-- BEGIN DATA RECORDS --
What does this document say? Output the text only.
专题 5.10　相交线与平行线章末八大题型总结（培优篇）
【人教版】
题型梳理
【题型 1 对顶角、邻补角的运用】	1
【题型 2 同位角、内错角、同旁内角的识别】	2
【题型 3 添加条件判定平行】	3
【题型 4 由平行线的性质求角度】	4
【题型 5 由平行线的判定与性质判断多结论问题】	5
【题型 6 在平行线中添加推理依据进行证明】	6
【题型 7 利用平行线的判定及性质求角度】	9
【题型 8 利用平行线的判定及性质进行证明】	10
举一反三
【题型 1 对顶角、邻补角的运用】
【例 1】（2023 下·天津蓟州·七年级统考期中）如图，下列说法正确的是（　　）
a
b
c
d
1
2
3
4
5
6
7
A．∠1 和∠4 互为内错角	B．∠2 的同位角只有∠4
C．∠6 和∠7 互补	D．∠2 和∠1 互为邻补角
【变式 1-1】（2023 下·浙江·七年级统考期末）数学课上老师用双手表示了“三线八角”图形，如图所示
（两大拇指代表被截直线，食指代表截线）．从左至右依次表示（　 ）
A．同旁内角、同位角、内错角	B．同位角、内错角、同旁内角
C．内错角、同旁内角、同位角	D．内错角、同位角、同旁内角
-- END DATA RECORDS --
-- BEGIN DATA RECORDS --
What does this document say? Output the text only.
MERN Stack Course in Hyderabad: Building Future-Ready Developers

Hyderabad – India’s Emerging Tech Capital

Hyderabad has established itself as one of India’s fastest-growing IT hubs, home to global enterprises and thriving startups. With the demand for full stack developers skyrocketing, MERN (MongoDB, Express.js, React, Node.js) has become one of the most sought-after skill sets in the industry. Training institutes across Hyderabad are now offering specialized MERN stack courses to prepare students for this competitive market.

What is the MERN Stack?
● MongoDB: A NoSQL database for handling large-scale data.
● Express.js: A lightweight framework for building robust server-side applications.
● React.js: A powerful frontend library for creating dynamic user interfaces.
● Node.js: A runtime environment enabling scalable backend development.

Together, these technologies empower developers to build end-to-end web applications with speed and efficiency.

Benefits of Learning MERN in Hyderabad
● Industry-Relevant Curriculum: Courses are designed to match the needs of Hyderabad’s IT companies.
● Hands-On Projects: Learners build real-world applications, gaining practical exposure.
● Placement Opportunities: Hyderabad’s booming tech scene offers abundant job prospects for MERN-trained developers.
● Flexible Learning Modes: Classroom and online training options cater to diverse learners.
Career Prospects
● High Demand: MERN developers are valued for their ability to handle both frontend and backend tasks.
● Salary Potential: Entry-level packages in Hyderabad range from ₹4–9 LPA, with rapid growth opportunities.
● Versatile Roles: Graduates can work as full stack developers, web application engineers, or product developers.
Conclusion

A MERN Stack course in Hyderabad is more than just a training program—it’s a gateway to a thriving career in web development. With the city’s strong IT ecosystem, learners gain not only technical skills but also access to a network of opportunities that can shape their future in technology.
-- END DATA RECORDS --
GIVEN REQUEST:
Which lines above contain "applications"? Show each of them.

RESULT OF THIS TASK:
● Express.js: A lightweight framework for building robust server-side applications.
Together, these technologies empower developers to build end-to-end web applications with speed and efficiency.
● Hands-On Projects: Learners build real-world applications, gaining practical exposure.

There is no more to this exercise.